* [The input]:
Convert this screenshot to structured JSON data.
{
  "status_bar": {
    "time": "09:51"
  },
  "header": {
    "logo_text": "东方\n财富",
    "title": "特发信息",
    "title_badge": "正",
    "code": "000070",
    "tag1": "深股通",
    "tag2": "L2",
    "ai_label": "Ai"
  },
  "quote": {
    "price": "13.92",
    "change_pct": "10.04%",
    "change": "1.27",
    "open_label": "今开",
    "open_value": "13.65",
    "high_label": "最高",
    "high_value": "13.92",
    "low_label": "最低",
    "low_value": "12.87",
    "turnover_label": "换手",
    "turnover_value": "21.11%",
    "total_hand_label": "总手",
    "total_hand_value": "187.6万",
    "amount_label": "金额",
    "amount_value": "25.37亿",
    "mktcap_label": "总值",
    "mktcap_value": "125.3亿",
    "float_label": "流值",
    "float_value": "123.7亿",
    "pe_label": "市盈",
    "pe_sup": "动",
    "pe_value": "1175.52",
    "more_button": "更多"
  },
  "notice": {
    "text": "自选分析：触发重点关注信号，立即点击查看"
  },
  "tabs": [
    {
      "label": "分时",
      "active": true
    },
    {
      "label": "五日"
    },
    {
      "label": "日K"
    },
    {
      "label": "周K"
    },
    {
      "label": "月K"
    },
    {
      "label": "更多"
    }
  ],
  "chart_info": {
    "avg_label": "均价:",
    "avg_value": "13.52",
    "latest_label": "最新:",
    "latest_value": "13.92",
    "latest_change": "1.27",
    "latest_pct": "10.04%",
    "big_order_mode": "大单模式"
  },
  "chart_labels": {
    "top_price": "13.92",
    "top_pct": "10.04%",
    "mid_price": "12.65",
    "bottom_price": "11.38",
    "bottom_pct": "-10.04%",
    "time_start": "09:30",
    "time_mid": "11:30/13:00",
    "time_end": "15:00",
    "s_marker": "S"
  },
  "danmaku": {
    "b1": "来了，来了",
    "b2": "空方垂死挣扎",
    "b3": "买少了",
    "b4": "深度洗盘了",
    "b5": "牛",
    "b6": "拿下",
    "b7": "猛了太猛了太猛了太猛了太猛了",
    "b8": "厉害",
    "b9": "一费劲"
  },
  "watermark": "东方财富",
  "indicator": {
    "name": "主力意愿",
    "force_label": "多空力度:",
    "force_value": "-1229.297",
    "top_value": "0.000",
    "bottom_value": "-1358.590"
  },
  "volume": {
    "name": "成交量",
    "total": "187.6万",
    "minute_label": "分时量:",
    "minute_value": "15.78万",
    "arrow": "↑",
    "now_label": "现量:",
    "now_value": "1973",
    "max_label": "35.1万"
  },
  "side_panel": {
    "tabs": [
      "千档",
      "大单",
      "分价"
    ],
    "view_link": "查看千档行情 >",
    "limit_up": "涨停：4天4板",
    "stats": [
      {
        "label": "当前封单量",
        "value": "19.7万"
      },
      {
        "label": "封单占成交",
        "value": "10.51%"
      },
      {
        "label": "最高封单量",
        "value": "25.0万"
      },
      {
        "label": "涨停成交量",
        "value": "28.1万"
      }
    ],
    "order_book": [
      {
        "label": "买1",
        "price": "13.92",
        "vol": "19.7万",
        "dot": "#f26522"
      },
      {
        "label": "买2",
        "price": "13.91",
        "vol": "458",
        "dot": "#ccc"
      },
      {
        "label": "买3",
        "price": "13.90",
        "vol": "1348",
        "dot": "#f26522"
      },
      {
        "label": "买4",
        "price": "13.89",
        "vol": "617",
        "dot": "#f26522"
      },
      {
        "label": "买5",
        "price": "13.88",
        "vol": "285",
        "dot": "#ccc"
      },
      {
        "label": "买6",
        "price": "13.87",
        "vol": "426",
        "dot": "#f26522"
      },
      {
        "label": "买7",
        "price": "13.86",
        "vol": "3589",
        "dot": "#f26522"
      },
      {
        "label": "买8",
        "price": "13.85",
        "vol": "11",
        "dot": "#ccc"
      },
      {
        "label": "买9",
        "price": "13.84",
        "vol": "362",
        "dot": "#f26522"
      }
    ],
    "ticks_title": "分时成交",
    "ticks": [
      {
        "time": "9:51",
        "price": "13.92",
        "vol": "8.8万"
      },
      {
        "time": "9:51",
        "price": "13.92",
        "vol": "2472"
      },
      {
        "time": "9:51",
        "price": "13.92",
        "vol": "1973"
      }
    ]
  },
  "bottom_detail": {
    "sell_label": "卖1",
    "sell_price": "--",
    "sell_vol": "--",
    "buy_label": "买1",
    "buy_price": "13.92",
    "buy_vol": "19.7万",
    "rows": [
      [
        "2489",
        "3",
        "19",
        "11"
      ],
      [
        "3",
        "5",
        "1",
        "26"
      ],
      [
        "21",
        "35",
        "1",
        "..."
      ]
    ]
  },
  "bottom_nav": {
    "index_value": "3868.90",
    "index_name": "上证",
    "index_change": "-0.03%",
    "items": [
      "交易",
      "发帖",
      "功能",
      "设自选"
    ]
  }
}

* [Work to do]: All entries shown above should be printed again exactly.

* [Solution]:
Convert this screenshot to structured JSON data.
{
  "status_bar": {
    "time": "09:51"
  },
  "header": {
    "logo_text": "东方\n财富",
    "title": "特发信息",
    "title_badge": "正",
    "code": "000070",
    "tag1": "深股通",
    "tag2": "L2",
    "ai_label": "Ai"
  },
  "quote": {
    "price": "13.92",
    "change_pct": "10.04%",
    "change": "1.27",
    "open_label": "今开",
    "open_value": "13.65",
    "high_label": "最高",
    "high_value": "13.92",
    "low_label": "最低",
    "low_value": "12.87",
    "turnover_label": "换手",
    "turnover_value": "21.11%",
    "total_hand_label": "总手",
    "total_hand_value": "187.6万",
    "amount_label": "金额",
    "amount_value": "25.37亿",
    "mktcap_label": "总值",
    "mktcap_value": "125.3亿",
    "float_label": "流值",
    "float_value": "123.7亿",
    "pe_label": "市盈",
    "pe_sup": "动",
    "pe_value": "1175.52",
    "more_button": "更多"
  },
  "notice": {
    "text": "自选分析：触发重点关注信号，立即点击查看"
  },
  "tabs": [
    {
      "label": "分时",
      "active": true
    },
    {
      "label": "五日"
    },
    {
      "label": "日K"
    },
    {
      "label": "周K"
    },
    {
      "label": "月K"
    },
    {
      "label": "更多"
    }
  ],
  "chart_info": {
    "avg_label": "均价:",
    "avg_value": "13.52",
    "latest_label": "最新:",
    "latest_value": "13.92",
    "latest_change": "1.27",
    "latest_pct": "10.04%",
    "big_order_mode": "大单模式"
  },
  "chart_labels": {
    "top_price": "13.92",
    "top_pct": "10.04%",
    "mid_price": "12.65",
    "bottom_price": "11.38",
    "bottom_pct": "-10.04%",
    "time_start": "09:30",
    "time_mid": "11:30/13:00",
    "time_end": "15:00",
    "s_marker": "S"
  },
  "danmaku": {
    "b1": "来了，来了",
    "b2": "空方垂死挣扎",
    "b3": "买少了",
    "b4": "深度洗盘了",
    "b5": "牛",
    "b6": "拿下",
    "b7": "猛了太猛了太猛了太猛了太猛了",
    "b8": "厉害",
    "b9": "一费劲"
  },
  "watermark": "东方财富",
  "indicator": {
    "name": "主力意愿",
    "force_label": "多空力度:",
    "force_value": "-1229.297",
    "top_value": "0.000",
    "bottom_value": "-1358.590"
  },
  "volume": {
    "name": "成交量",
    "total": "187.6万",
    "minute_label": "分时量:",
    "minute_value": "15.78万",
    "arrow": "↑",
    "now_label": "现量:",
    "now_value": "1973",
    "max_label": "35.1万"
  },
  "side_panel": {
    "tabs": [
      "千档",
      "大单",
      "分价"
    ],
    "view_link": "查看千档行情 >",
    "limit_up": "涨停：4天4板",
    "stats": [
      {
        "label": "当前封单量",
        "value": "19.7万"
      },
      {
        "label": "封单占成交",
        "value": "10.51%"
      },
      {
        "label": "最高封单量",
        "value": "25.0万"
      },
      {
        "label": "涨停成交量",
        "value": "28.1万"
      }
    ],
    "order_book": [
      {
        "label": "买1",
        "price": "13.92",
        "vol": "19.7万",
        "dot": "#f26522"
      },
      {
        "label": "买2",
        "price": "13.91",
        "vol": "458",
        "dot": "#ccc"
      },
      {
        "label": "买3",
        "price": "13.90",
        "vol": "1348",
        "dot": "#f26522"
      },
      {
        "label": "买4",
        "price": "13.89",
        "vol": "617",
        "dot": "#f26522"
      },
      {
        "label": "买5",
        "price": "13.88",
        "vol": "285",
        "dot": "#ccc"
      },
      {
        "label": "买6",
        "price": "13.87",
        "vol": "426",
        "dot": "#f26522"
      },
      {
        "label": "买7",
        "price": "13.86",
        "vol": "3589",
        "dot": "#f26522"
      },
      {
        "label": "买8",
        "price": "13.85",
        "vol": "11",
        "dot": "#ccc"
      },
      {
        "label": "买9",
        "price": "13.84",
        "vol": "362",
        "dot": "#f26522"
      }
    ],
    "ticks_title": "分时成交",
    "ticks": [
      {
        "time": "9:51",
        "price": "13.92",
        "vol": "8.8万"
      },
      {
        "time": "9:51",
        "price": "13.92",
        "vol": "2472"
      },
      {
        "time": "9:51",
        "price": "13.92",
        "vol": "1973"
      }
    ]
  },
  "bottom_detail": {
    "sell_label": "卖1",
    "sell_price": "--",
    "sell_vol": "--",
    "buy_label": "买1",
    "buy_price": "13.92",
    "buy_vol": "19.7万",
    "rows": [
      [
        "2489",
        "3",
        "19",
        "11"
      ],
      [
        "3",
        "5",
        "1",
        "26"
      ],
      [
        "21",
        "35",
        "1",
        "..."
      ]
    ]
  },
  "bottom_nav": {
    "index_value": "3868.90",
    "index_name": "上证",
    "index_change": "-0.03%",
    "items": [
      "交易",
      "发帖",
      "功能",
      "设自选"
    ]
  }
}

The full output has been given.